▶ Exercise goal:
Wherever the word "series" turns up in a line of the entries, copy that line.

Rows from a figure dataset
* * *
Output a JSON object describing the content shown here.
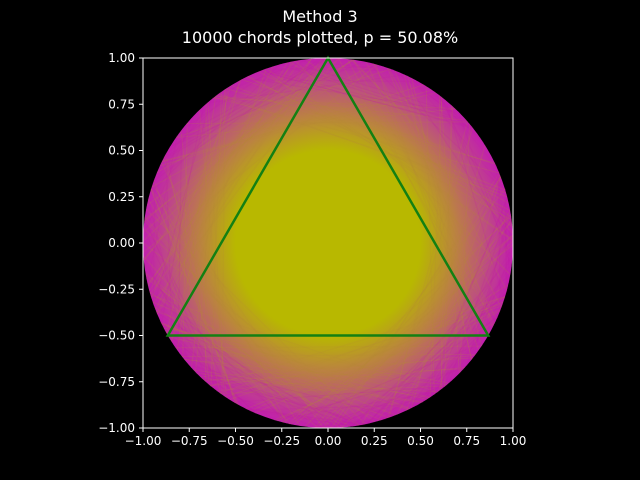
{
  "chart_data": {
    "type": "scatter",
    "title": "Method 3",
    "subtitle": "10000 chords plotted, p = 50.08%",
    "xlim": [
      -1.0,
      1.0
    ],
    "ylim": [
      -1.0,
      1.0
    ],
    "xticks": [
      "−1.00",
      "−0.75",
      "−0.50",
      "−0.25",
      "0.00",
      "0.25",
      "0.50",
      "0.75",
      "1.00"
    ],
    "yticks": [
      "−1.00",
      "−0.75",
      "−0.50",
      "−0.25",
      "0.00",
      "0.25",
      "0.50",
      "0.75",
      "1.00"
    ],
    "grid": false,
    "circle": {
      "center": [
        0,
        0
      ],
      "radius": 1.0
    },
    "inner_circle": {
      "center": [
        0,
        0
      ],
      "radius": 0.5
    },
    "triangle": [
      [
        0.0,
        1.0
      ],
      [
        -0.866,
        -0.5
      ],
      [
        0.866,
        -0.5
      ]
    ],
    "chords_plotted": 10000,
    "probability_percent": 50.08
  },
  "colors": {
    "background": "#000000",
    "longer_chord": "#b8b800",
    "shorter_chord": "#c01aa8",
    "triangle": "#138013",
    "axes": "#ffffff"
  }
}
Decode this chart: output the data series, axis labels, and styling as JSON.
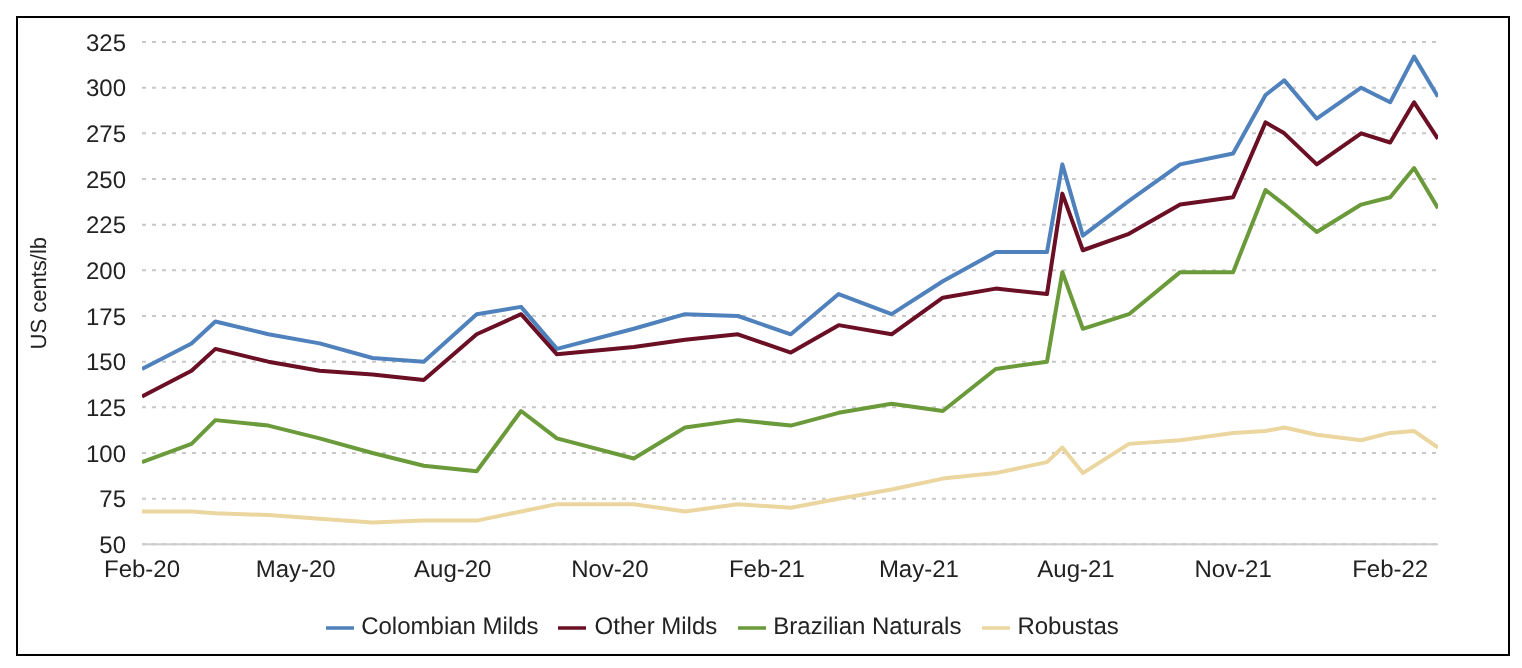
{
  "chart_data": {
    "type": "line",
    "ylabel": "US cents/lb",
    "x": [
      "2020-02-01",
      "2020-03-01",
      "2020-03-15",
      "2020-04-15",
      "2020-05-15",
      "2020-06-15",
      "2020-07-15",
      "2020-08-15",
      "2020-09-10",
      "2020-10-01",
      "2020-11-15",
      "2020-12-15",
      "2021-01-15",
      "2021-02-15",
      "2021-03-15",
      "2021-04-15",
      "2021-05-15",
      "2021-06-15",
      "2021-07-15",
      "2021-07-24",
      "2021-08-05",
      "2021-09-01",
      "2021-10-01",
      "2021-11-01",
      "2021-11-20",
      "2021-12-01",
      "2021-12-20",
      "2022-01-15",
      "2022-02-01",
      "2022-02-15",
      "2022-03-01"
    ],
    "series": [
      {
        "name": "Colombian Milds",
        "color": "#4f81bd",
        "values": [
          146,
          160,
          172,
          165,
          160,
          152,
          150,
          176,
          180,
          157,
          168,
          176,
          175,
          165,
          187,
          176,
          194,
          210,
          210,
          258,
          219,
          238,
          258,
          264,
          296,
          304,
          283,
          300,
          292,
          317,
          295
        ]
      },
      {
        "name": "Other Milds",
        "color": "#6b0f24",
        "values": [
          131,
          145,
          157,
          150,
          145,
          143,
          140,
          165,
          176,
          154,
          158,
          162,
          165,
          155,
          170,
          165,
          185,
          190,
          187,
          242,
          211,
          220,
          236,
          240,
          281,
          275,
          258,
          275,
          270,
          292,
          272
        ]
      },
      {
        "name": "Brazilian Naturals",
        "color": "#6a9a3a",
        "values": [
          95,
          105,
          118,
          115,
          108,
          100,
          93,
          90,
          123,
          108,
          97,
          114,
          118,
          115,
          122,
          127,
          123,
          146,
          150,
          199,
          168,
          176,
          199,
          199,
          244,
          236,
          221,
          236,
          240,
          256,
          234
        ]
      },
      {
        "name": "Robustas",
        "color": "#ecd6a0",
        "values": [
          68,
          68,
          67,
          66,
          64,
          62,
          63,
          63,
          68,
          72,
          72,
          68,
          72,
          70,
          75,
          80,
          86,
          89,
          95,
          103,
          89,
          105,
          107,
          111,
          112,
          114,
          110,
          107,
          111,
          112,
          103
        ]
      }
    ],
    "xlim": [
      "2020-02-01",
      "2022-03-01"
    ],
    "xticks": [
      {
        "value": "2020-02-01",
        "label": "Feb-20"
      },
      {
        "value": "2020-05-01",
        "label": "May-20"
      },
      {
        "value": "2020-08-01",
        "label": "Aug-20"
      },
      {
        "value": "2020-11-01",
        "label": "Nov-20"
      },
      {
        "value": "2021-02-01",
        "label": "Feb-21"
      },
      {
        "value": "2021-05-01",
        "label": "May-21"
      },
      {
        "value": "2021-08-01",
        "label": "Aug-21"
      },
      {
        "value": "2021-11-01",
        "label": "Nov-21"
      },
      {
        "value": "2022-02-01",
        "label": "Feb-22"
      }
    ],
    "ylim": [
      50,
      325
    ],
    "yticks": [
      50,
      75,
      100,
      125,
      150,
      175,
      200,
      225,
      250,
      275,
      300,
      325
    ],
    "grid": "y",
    "legend": "bottom",
    "marker": "none",
    "line_style": "solid"
  }
}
* * *
▶ Written solution:
Decode this chart: output the data series, axis labels, and styling as JSON.
    "series": [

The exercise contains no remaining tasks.